- Directive: Return all entries precisely as they stand, without the images.

- Supplied records:
....

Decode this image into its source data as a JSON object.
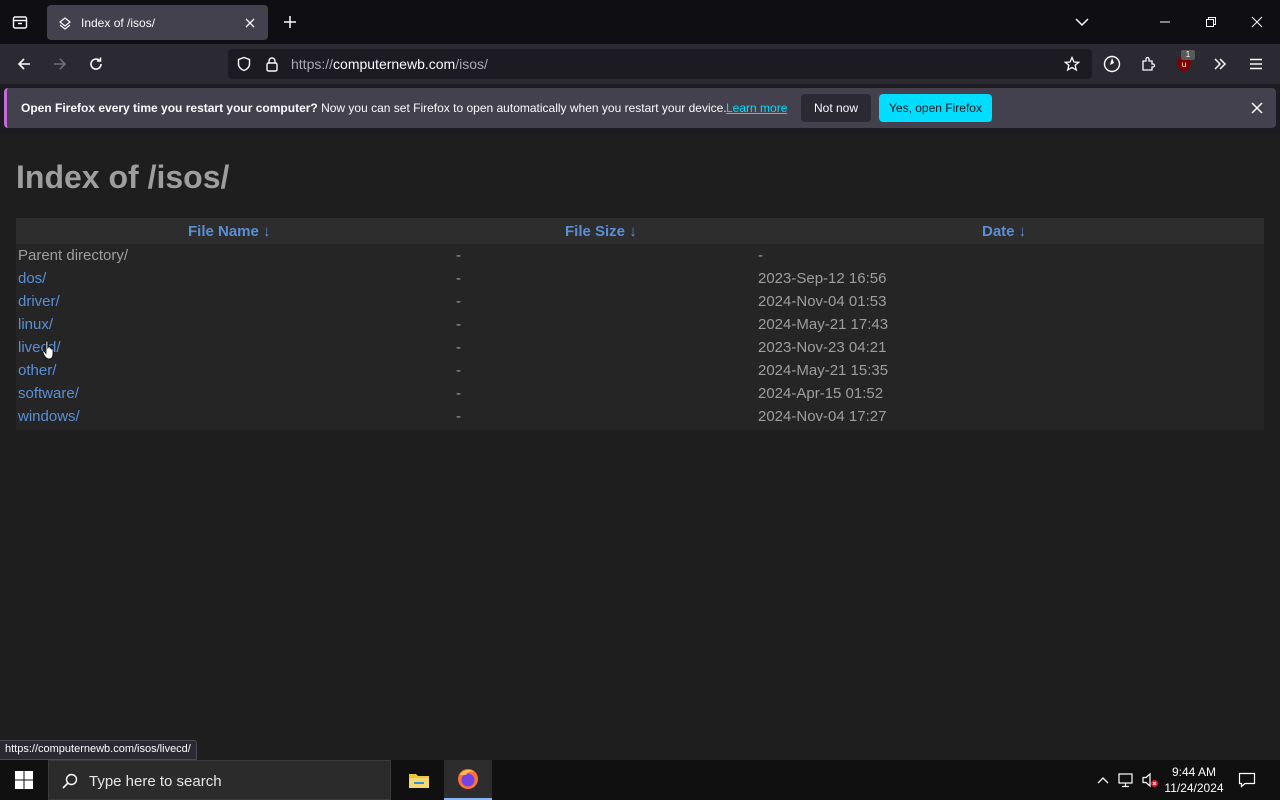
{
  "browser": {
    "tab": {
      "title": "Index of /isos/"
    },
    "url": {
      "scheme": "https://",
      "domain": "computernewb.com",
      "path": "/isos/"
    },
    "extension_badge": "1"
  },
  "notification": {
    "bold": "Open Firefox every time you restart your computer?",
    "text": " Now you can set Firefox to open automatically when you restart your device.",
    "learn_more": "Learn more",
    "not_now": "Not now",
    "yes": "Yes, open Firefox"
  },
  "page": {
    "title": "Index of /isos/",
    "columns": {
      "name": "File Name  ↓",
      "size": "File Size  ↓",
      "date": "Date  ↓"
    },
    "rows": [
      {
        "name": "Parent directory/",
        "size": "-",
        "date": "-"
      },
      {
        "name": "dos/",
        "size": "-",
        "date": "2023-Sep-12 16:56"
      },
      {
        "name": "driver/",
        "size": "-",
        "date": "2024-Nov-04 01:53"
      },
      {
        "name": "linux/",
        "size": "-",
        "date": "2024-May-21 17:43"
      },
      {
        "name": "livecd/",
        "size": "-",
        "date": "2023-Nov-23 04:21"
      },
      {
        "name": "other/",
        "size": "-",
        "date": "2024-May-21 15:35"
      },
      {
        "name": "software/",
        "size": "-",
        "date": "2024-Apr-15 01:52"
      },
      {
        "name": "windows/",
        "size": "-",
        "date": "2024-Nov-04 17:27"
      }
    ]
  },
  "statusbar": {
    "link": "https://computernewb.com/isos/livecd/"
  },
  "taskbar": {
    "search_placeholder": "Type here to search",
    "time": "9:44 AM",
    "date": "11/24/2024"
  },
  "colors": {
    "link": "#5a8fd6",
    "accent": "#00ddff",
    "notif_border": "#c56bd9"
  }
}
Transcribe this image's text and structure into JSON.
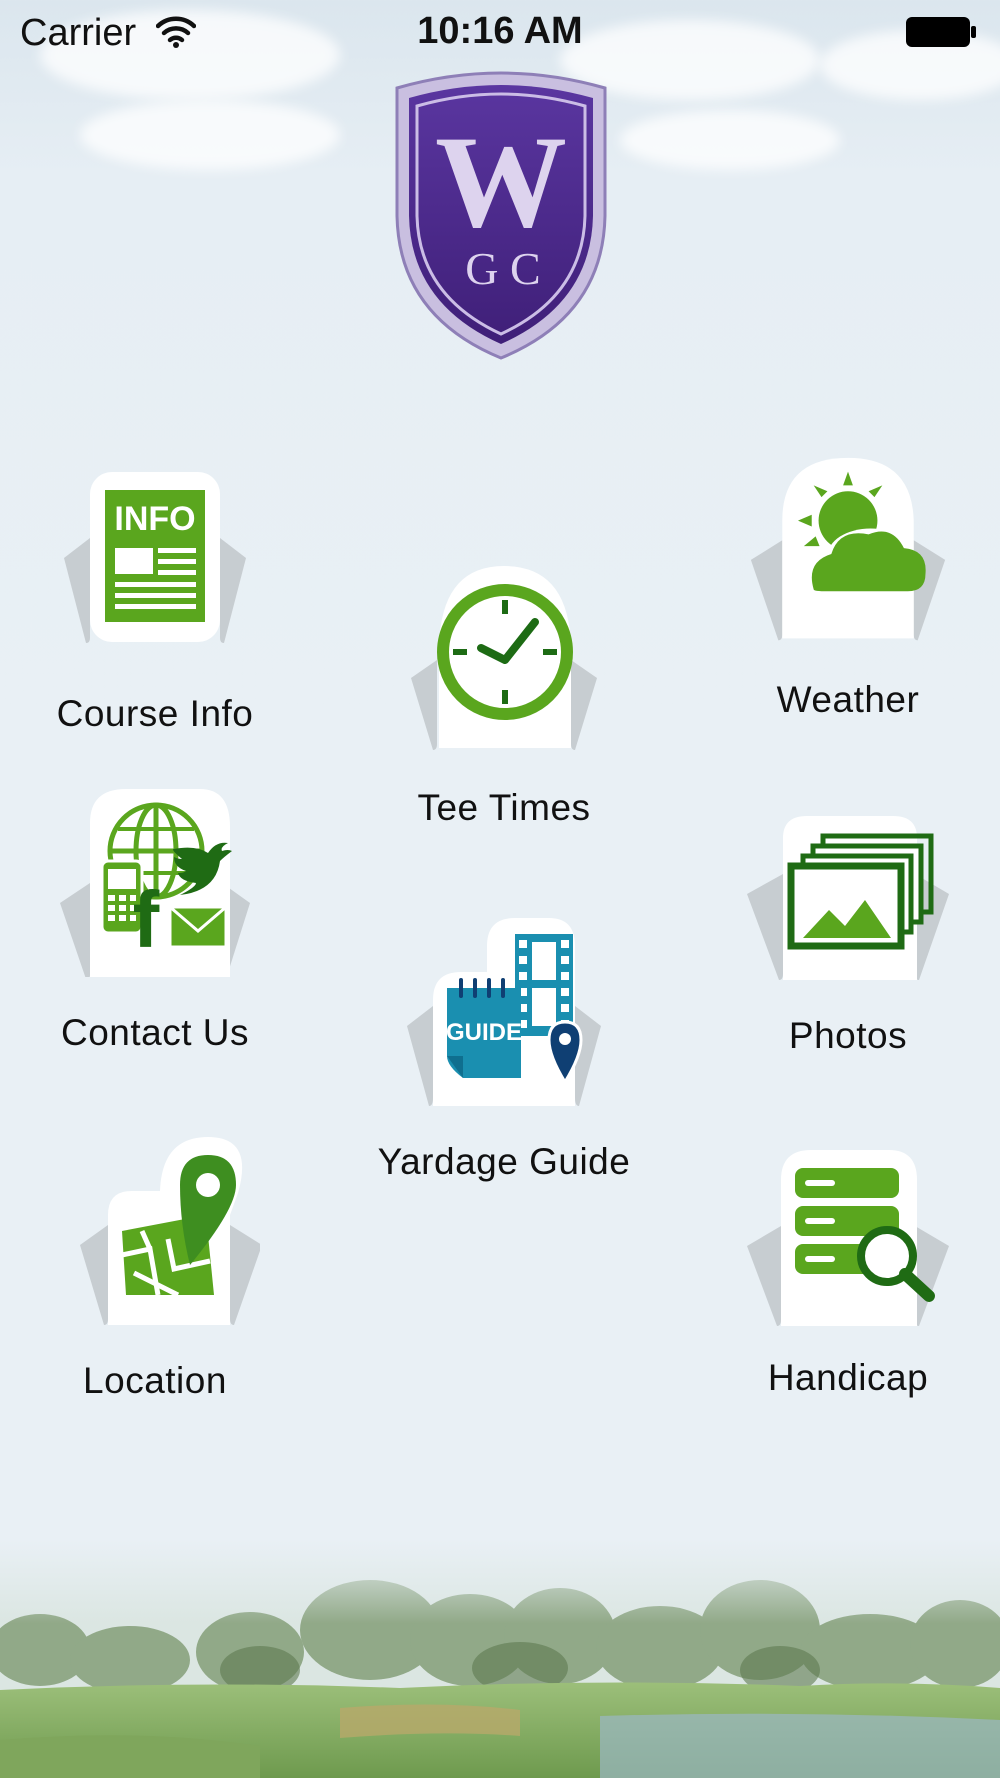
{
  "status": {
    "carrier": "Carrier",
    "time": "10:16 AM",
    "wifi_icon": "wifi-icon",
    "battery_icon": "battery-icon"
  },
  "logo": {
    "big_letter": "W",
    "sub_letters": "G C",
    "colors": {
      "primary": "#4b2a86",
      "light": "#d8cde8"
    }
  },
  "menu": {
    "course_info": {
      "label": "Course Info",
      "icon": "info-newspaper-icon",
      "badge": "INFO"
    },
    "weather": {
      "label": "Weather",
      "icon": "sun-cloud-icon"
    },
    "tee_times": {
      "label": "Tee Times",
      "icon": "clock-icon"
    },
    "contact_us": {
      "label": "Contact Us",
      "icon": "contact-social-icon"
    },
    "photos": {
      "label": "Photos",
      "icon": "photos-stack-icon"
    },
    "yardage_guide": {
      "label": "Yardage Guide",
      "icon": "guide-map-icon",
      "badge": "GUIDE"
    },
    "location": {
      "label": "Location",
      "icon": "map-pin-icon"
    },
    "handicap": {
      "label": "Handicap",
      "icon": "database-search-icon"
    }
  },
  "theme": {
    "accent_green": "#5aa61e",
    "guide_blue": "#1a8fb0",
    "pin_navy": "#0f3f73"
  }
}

....

- The output:
Decode this image into its source data as a JSON object.
{
  "browser": {
    "tab": {
      "title": "Index of /isos/"
    },
    "url": {
      "scheme": "https://",
      "domain": "computernewb.com",
      "path": "/isos/"
    },
    "extension_badge": "1"
  },
  "notification": {
    "bold": "Open Firefox every time you restart your computer?",
    "text": " Now you can set Firefox to open automatically when you restart your device.",
    "learn_more": "Learn more",
    "not_now": "Not now",
    "yes": "Yes, open Firefox"
  },
  "page": {
    "title": "Index of /isos/",
    "columns": {
      "name": "File Name  ↓",
      "size": "File Size  ↓",
      "date": "Date  ↓"
    },
    "rows": [
      {
        "name": "Parent directory/",
        "size": "-",
        "date": "-"
      },
      {
        "name": "dos/",
        "size": "-",
        "date": "2023-Sep-12 16:56"
      },
      {
        "name": "driver/",
        "size": "-",
        "date": "2024-Nov-04 01:53"
      },
      {
        "name": "linux/",
        "size": "-",
        "date": "2024-May-21 17:43"
      },
      {
        "name": "livecd/",
        "size": "-",
        "date": "2023-Nov-23 04:21"
      },
      {
        "name": "other/",
        "size": "-",
        "date": "2024-May-21 15:35"
      },
      {
        "name": "software/",
        "size": "-",
        "date": "2024-Apr-15 01:52"
      },
      {
        "name": "windows/",
        "size": "-",
        "date": "2024-Nov-04 17:27"
      }
    ]
  },
  "statusbar": {
    "link": "https://computernewb.com/isos/livecd/"
  },
  "taskbar": {
    "search_placeholder": "Type here to search",
    "time": "9:44 AM",
    "date": "11/24/2024"
  },
  "colors": {
    "link": "#5a8fd6",
    "accent": "#00ddff",
    "notif_border": "#c56bd9"
  }
}
Transcribe this image's text and structure into JSON.
{
  "status": {
    "carrier": "Carrier",
    "time": "10:16 AM",
    "wifi_icon": "wifi-icon",
    "battery_icon": "battery-icon"
  },
  "logo": {
    "big_letter": "W",
    "sub_letters": "G C",
    "colors": {
      "primary": "#4b2a86",
      "light": "#d8cde8"
    }
  },
  "menu": {
    "course_info": {
      "label": "Course Info",
      "icon": "info-newspaper-icon",
      "badge": "INFO"
    },
    "weather": {
      "label": "Weather",
      "icon": "sun-cloud-icon"
    },
    "tee_times": {
      "label": "Tee Times",
      "icon": "clock-icon"
    },
    "contact_us": {
      "label": "Contact Us",
      "icon": "contact-social-icon"
    },
    "photos": {
      "label": "Photos",
      "icon": "photos-stack-icon"
    },
    "yardage_guide": {
      "label": "Yardage Guide",
      "icon": "guide-map-icon",
      "badge": "GUIDE"
    },
    "location": {
      "label": "Location",
      "icon": "map-pin-icon"
    },
    "handicap": {
      "label": "Handicap",
      "icon": "database-search-icon"
    }
  },
  "theme": {
    "accent_green": "#5aa61e",
    "guide_blue": "#1a8fb0",
    "pin_navy": "#0f3f73"
  }
}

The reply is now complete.